Ce n’est pas que nous n’avons pas réussi à tenir Facebook et Google en laisse. Nous n’avons même pas essayé

Par Shoshana Zuboff
Mardi 2 Juillet 2019

Les géants de la technologie utilisent nos données non seulement pour anticiper notre comportement, mais aussi pour le changer. Mais nous pouvons résister à cette attaque contre la démocratie

Dans une interview accordée la semaine dernière à la BBC, Nick Clegg, vice-président de Facebook, a surpris les téléspectateurs en appelant à de nouvelles « règles de conduite » concernant la vie privée, la collecte de données et autres pratiques de la société qui ont suscité de vives critiques au cours de l’année écoulée. « Ce n’est pas aux entreprises privées… d’établir ces règles », a-t-il insisté. « C’est aux politiciens démocratiques du monde démocratique de le faire ».

● ● ● ● ● ● ●

Reproduisez en entier l'extrait sur Facebook, Google et la démocratie, sans y changer un seul mot. La liste qui vient ensuite n'a aucun lien avec l'extrait.

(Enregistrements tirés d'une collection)
● ● ● ● ● ● ●

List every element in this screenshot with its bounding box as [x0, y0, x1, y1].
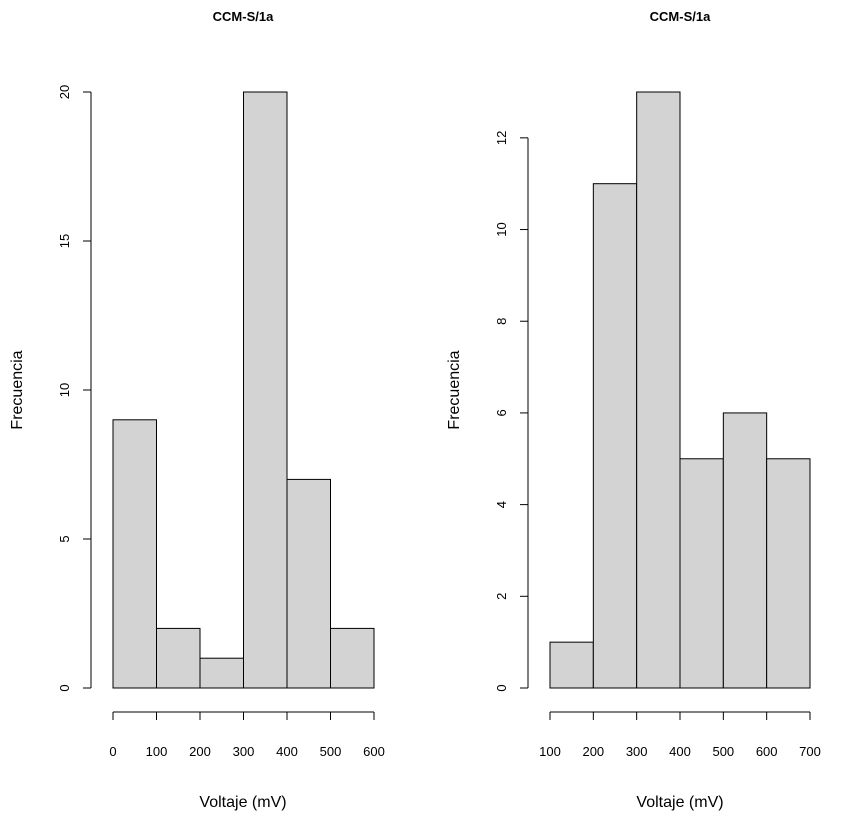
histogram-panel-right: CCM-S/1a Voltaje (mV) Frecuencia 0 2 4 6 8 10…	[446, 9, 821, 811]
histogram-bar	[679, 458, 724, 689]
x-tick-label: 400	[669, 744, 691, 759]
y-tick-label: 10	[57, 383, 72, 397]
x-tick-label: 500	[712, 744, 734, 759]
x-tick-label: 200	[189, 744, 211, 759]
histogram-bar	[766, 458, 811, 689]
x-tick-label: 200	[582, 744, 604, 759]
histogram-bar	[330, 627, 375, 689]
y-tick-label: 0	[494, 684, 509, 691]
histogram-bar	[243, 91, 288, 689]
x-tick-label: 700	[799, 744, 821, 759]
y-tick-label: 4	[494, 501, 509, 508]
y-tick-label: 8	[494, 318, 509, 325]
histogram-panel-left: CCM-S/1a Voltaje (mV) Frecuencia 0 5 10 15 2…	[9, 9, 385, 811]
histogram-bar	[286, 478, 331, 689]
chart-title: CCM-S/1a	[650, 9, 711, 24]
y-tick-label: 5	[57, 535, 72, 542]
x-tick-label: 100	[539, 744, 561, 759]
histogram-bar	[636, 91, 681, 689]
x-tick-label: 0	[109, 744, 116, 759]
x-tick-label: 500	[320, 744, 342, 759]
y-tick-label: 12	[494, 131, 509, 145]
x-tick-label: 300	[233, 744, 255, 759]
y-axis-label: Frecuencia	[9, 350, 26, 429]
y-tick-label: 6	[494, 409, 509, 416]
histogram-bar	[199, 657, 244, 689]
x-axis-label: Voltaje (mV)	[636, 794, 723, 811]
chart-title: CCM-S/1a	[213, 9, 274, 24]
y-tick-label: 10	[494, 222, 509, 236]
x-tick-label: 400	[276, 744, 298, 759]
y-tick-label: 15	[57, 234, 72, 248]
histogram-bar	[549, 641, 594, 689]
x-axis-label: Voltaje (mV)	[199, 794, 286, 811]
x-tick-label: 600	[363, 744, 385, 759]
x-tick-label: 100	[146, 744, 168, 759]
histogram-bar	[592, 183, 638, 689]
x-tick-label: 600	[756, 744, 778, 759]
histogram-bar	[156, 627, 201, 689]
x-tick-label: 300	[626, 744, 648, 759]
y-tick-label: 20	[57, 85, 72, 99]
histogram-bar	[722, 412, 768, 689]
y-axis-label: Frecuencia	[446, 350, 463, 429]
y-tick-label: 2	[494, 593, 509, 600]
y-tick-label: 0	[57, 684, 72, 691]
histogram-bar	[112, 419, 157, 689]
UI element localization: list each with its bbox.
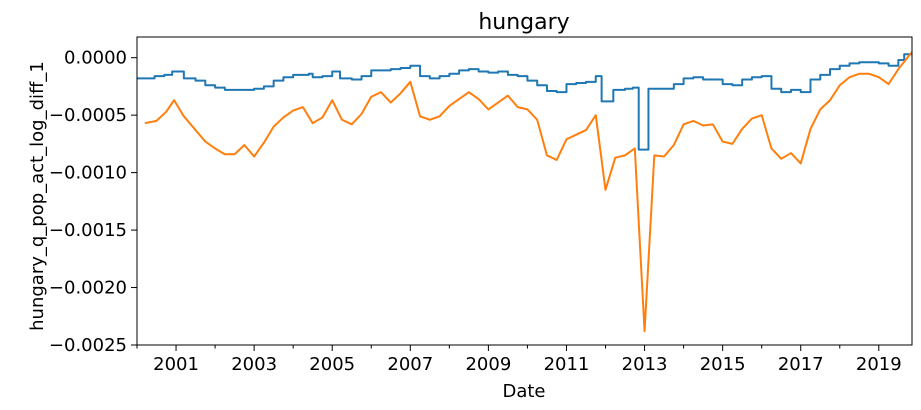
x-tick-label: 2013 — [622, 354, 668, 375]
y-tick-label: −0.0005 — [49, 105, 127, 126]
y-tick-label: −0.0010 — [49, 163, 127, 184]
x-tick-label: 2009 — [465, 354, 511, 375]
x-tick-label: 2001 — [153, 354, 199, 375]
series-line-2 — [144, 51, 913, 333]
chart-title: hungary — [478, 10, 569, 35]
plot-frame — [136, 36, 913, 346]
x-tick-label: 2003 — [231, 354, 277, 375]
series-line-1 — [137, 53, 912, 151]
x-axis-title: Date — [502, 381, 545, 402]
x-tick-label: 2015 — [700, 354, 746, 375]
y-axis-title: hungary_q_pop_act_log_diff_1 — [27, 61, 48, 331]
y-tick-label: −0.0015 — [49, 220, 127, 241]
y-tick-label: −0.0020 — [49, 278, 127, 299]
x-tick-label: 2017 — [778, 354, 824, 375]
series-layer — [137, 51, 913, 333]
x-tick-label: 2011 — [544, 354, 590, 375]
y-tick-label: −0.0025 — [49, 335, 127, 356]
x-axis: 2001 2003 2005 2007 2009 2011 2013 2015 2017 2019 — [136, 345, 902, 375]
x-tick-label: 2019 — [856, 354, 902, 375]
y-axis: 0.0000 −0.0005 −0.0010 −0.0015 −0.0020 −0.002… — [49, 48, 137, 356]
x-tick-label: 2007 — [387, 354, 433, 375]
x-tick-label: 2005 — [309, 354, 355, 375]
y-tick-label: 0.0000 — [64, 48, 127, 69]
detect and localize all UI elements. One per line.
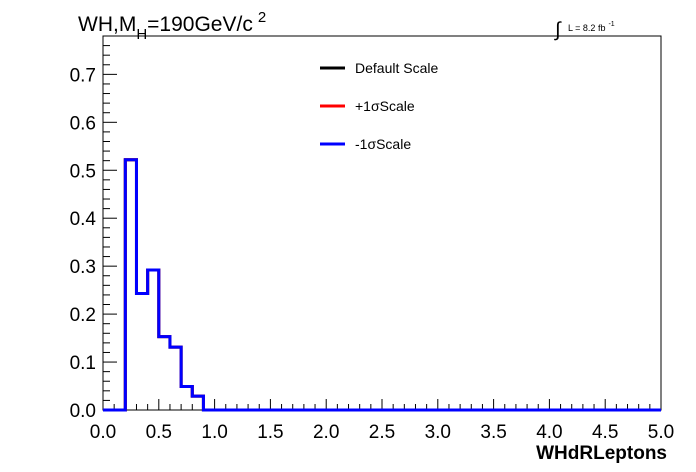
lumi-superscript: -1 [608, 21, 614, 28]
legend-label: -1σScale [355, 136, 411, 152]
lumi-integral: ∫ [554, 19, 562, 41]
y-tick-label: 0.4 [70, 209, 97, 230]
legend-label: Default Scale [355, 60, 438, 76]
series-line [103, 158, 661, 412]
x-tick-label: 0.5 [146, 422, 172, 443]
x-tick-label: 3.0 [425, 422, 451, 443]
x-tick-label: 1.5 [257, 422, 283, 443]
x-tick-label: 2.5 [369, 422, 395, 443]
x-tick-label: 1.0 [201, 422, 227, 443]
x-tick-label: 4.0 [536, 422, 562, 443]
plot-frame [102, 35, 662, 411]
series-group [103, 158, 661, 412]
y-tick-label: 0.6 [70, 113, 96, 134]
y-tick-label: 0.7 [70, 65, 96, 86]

● ● ● ● ● ● ●

• Résultat:
Ce n’est pas que nous n’avons pas réussi à tenir Facebook et Google en laisse. Nous n’avons même pas essayé

Par Shoshana Zuboff
Mardi 2 Juillet 2019

Les géants de la technologie utilisent nos données non seulement pour anticiper notre comportement, mais aussi pour le changer. Mais nous pouvons résister à cette attaque contre la démocratie

Dans une interview accordée la semaine dernière à la BBC, Nick Clegg, vice-président de Facebook, a surpris les téléspectateurs en appelant à de nouvelles « règles de conduite » concernant la vie privée, la collecte de données et autres pratiques de la société qui ont suscité de vives critiques au cours de l’année écoulée. « Ce n’est pas aux entreprises privées… d’établir ces règles », a-t-il insisté. « C’est aux politiciens démocratiques du monde démocratique de le faire ».